## WHAT IS BEING ASKED
From first line to last, give the material again unchanged.
────────────────────
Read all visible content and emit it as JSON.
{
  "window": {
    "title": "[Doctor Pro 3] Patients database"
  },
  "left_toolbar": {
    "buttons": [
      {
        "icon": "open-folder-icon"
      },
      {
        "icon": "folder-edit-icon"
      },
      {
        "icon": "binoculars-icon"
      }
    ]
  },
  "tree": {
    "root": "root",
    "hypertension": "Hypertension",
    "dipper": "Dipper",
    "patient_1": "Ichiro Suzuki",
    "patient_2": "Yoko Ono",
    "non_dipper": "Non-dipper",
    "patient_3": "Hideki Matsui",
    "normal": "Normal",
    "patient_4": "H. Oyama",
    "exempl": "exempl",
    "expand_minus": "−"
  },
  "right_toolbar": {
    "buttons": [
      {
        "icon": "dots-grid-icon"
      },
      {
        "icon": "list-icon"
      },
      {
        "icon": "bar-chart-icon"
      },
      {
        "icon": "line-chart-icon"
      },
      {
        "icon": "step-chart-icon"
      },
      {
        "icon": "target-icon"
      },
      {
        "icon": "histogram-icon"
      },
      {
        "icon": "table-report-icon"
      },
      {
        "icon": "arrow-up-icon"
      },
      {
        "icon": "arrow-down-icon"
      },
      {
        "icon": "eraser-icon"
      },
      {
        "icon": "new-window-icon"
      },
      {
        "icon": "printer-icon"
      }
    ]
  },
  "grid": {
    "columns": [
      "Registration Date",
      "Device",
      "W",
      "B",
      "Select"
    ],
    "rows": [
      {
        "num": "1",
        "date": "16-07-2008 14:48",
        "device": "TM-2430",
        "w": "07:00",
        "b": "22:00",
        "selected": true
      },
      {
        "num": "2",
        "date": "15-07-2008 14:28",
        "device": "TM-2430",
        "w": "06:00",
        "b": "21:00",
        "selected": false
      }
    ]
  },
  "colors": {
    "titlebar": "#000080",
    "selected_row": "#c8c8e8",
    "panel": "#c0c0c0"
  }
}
────────────────────
## RESULT BELOW
Read all visible content and emit it as JSON.
{
  "window": {
    "title": "[Doctor Pro 3] Patients database"
  },
  "left_toolbar": {
    "buttons": [
      {
        "icon": "open-folder-icon"
      },
      {
        "icon": "folder-edit-icon"
      },
      {
        "icon": "binoculars-icon"
      }
    ]
  },
  "tree": {
    "root": "root",
    "hypertension": "Hypertension",
    "dipper": "Dipper",
    "patient_1": "Ichiro Suzuki",
    "patient_2": "Yoko Ono",
    "non_dipper": "Non-dipper",
    "patient_3": "Hideki Matsui",
    "normal": "Normal",
    "patient_4": "H. Oyama",
    "exempl": "exempl",
    "expand_minus": "−"
  },
  "right_toolbar": {
    "buttons": [
      {
        "icon": "dots-grid-icon"
      },
      {
        "icon": "list-icon"
      },
      {
        "icon": "bar-chart-icon"
      },
      {
        "icon": "line-chart-icon"
      },
      {
        "icon": "step-chart-icon"
      },
      {
        "icon": "target-icon"
      },
      {
        "icon": "histogram-icon"
      },
      {
        "icon": "table-report-icon"
      },
      {
        "icon": "arrow-up-icon"
      },
      {
        "icon": "arrow-down-icon"
      },
      {
        "icon": "eraser-icon"
      },
      {
        "icon": "new-window-icon"
      },
      {
        "icon": "printer-icon"
      }
    ]
  },
  "grid": {
    "columns": [
      "Registration Date",
      "Device",
      "W",
      "B",
      "Select"
    ],
    "rows": [
      {
        "num": "1",
        "date": "16-07-2008 14:48",
        "device": "TM-2430",
        "w": "07:00",
        "b": "22:00",
        "selected": true
      },
      {
        "num": "2",
        "date": "15-07-2008 14:28",
        "device": "TM-2430",
        "w": "06:00",
        "b": "21:00",
        "selected": false
      }
    ]
  },
  "colors": {
    "titlebar": "#000080",
    "selected_row": "#c8c8e8",
    "panel": "#c0c0c0"
  }
}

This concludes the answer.